Stated exercise => Here are some records; copy every line that holds the word "Morales".

(Saved entries)
*-*-*

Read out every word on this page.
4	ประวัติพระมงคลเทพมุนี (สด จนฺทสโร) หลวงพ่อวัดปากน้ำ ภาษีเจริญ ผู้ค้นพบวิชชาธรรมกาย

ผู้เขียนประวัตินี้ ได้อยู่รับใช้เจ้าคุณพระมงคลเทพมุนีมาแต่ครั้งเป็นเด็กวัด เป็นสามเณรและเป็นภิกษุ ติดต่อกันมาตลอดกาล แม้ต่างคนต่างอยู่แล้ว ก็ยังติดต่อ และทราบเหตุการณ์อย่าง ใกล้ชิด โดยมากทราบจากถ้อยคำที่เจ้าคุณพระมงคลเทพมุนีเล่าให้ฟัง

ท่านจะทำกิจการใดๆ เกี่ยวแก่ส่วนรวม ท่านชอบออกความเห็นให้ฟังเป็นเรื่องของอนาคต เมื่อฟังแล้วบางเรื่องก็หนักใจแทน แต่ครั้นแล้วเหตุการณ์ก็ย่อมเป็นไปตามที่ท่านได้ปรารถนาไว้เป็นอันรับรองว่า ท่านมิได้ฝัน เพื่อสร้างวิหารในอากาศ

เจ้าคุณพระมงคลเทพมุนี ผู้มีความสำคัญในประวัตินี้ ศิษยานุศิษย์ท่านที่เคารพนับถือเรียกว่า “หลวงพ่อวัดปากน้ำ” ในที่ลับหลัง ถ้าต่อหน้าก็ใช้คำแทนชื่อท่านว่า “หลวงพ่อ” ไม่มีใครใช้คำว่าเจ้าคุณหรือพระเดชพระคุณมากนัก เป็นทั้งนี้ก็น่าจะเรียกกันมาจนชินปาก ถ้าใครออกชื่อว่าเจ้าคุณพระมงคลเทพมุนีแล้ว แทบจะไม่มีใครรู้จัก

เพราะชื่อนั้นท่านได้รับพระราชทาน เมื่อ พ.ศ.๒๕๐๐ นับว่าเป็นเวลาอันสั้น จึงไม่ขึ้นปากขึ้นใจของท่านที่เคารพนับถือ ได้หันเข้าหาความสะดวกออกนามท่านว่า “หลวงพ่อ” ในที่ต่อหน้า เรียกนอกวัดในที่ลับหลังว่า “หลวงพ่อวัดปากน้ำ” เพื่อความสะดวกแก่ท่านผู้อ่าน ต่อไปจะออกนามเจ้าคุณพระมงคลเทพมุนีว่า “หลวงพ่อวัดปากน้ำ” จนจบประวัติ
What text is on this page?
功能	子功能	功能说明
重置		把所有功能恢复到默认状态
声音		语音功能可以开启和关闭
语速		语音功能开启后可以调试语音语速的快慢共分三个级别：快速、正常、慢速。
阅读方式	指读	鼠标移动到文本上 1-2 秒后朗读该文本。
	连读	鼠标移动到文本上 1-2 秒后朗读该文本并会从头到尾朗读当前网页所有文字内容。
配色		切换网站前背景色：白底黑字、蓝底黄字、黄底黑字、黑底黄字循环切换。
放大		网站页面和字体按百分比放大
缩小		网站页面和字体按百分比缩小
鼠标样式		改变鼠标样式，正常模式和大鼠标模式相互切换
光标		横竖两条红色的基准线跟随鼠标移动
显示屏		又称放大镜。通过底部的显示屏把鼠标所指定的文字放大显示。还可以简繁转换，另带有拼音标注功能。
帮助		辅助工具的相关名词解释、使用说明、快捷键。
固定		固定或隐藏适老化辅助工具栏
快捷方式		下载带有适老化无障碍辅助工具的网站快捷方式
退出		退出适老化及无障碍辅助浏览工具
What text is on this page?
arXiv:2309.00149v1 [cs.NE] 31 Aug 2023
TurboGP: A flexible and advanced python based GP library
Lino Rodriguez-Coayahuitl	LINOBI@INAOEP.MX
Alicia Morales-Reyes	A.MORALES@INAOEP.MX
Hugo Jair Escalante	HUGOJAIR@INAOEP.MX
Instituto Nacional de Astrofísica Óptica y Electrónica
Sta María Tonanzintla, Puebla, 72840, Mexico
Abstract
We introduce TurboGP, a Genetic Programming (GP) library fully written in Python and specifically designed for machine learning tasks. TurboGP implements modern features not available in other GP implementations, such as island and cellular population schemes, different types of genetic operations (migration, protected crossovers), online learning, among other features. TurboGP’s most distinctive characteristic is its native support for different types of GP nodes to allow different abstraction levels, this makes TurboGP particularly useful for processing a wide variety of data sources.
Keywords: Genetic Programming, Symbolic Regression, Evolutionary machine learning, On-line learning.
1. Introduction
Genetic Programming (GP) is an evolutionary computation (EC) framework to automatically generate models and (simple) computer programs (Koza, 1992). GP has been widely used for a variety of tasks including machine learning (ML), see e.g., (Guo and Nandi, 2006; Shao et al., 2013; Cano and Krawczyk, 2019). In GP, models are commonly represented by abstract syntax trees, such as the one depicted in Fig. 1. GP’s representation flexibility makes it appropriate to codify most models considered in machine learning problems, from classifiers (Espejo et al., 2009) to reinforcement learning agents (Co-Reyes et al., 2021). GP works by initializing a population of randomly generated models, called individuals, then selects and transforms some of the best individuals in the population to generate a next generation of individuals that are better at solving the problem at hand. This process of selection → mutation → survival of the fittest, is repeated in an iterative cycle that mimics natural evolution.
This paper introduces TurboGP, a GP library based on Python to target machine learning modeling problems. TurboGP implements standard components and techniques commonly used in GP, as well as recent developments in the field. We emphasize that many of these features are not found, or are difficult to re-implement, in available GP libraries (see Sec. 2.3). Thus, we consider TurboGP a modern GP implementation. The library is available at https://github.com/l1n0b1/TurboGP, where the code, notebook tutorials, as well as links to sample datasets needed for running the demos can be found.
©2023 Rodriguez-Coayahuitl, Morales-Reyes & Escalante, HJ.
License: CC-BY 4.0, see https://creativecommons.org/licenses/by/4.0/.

*-*-*

Response =>
Alicia Morales-Reyes	A.MORALES@INAOEP.MX
©2023 Rodriguez-Coayahuitl, Morales-Reyes & Escalante, HJ.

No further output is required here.